What follows is a set of records, each of which is to be written out exactly.

▬▬▬

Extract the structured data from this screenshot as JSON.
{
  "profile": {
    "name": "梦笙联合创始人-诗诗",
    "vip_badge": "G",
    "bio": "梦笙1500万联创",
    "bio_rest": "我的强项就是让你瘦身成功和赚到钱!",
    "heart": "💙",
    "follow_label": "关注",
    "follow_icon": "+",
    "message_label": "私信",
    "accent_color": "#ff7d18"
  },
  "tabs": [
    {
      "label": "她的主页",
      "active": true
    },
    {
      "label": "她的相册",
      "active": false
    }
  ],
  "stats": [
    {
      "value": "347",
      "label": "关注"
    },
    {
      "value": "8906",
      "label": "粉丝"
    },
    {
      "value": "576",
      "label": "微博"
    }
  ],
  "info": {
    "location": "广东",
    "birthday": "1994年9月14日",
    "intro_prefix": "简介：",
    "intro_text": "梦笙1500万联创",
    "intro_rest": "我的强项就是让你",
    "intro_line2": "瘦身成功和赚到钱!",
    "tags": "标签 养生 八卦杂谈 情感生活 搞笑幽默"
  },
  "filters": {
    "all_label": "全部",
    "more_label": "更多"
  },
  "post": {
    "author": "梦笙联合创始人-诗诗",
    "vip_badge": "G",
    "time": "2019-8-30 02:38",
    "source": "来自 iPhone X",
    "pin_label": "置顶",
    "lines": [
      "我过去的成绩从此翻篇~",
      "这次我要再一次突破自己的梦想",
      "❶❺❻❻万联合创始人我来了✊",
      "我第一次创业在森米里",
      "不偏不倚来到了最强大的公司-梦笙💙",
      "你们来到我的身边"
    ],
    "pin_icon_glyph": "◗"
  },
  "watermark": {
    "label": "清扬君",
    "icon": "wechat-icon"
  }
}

▬▬▬

RESPONSE |
Extract the structured data from this screenshot as JSON.
{
  "profile": {
    "name": "梦笙联合创始人-诗诗",
    "vip_badge": "G",
    "bio": "梦笙1500万联创",
    "bio_rest": "我的强项就是让你瘦身成功和赚到钱!",
    "heart": "💙",
    "follow_label": "关注",
    "follow_icon": "+",
    "message_label": "私信",
    "accent_color": "#ff7d18"
  },
  "tabs": [
    {
      "label": "她的主页",
      "active": true
    },
    {
      "label": "她的相册",
      "active": false
    }
  ],
  "stats": [
    {
      "value": "347",
      "label": "关注"
    },
    {
      "value": "8906",
      "label": "粉丝"
    },
    {
      "value": "576",
      "label": "微博"
    }
  ],
  "info": {
    "location": "广东",
    "birthday": "1994年9月14日",
    "intro_prefix": "简介：",
    "intro_text": "梦笙1500万联创",
    "intro_rest": "我的强项就是让你",
    "intro_line2": "瘦身成功和赚到钱!",
    "tags": "标签 养生 八卦杂谈 情感生活 搞笑幽默"
  },
  "filters": {
    "all_label": "全部",
    "more_label": "更多"
  },
  "post": {
    "author": "梦笙联合创始人-诗诗",
    "vip_badge": "G",
    "time": "2019-8-30 02:38",
    "source": "来自 iPhone X",
    "pin_label": "置顶",
    "lines": [
      "我过去的成绩从此翻篇~",
      "这次我要再一次突破自己的梦想",
      "❶❺❻❻万联合创始人我来了✊",
      "我第一次创业在森米里",
      "不偏不倚来到了最强大的公司-梦笙💙",
      "你们来到我的身边"
    ],
    "pin_icon_glyph": "◗"
  },
  "watermark": {
    "label": "清扬君",
    "icon": "wechat-icon"
  }
}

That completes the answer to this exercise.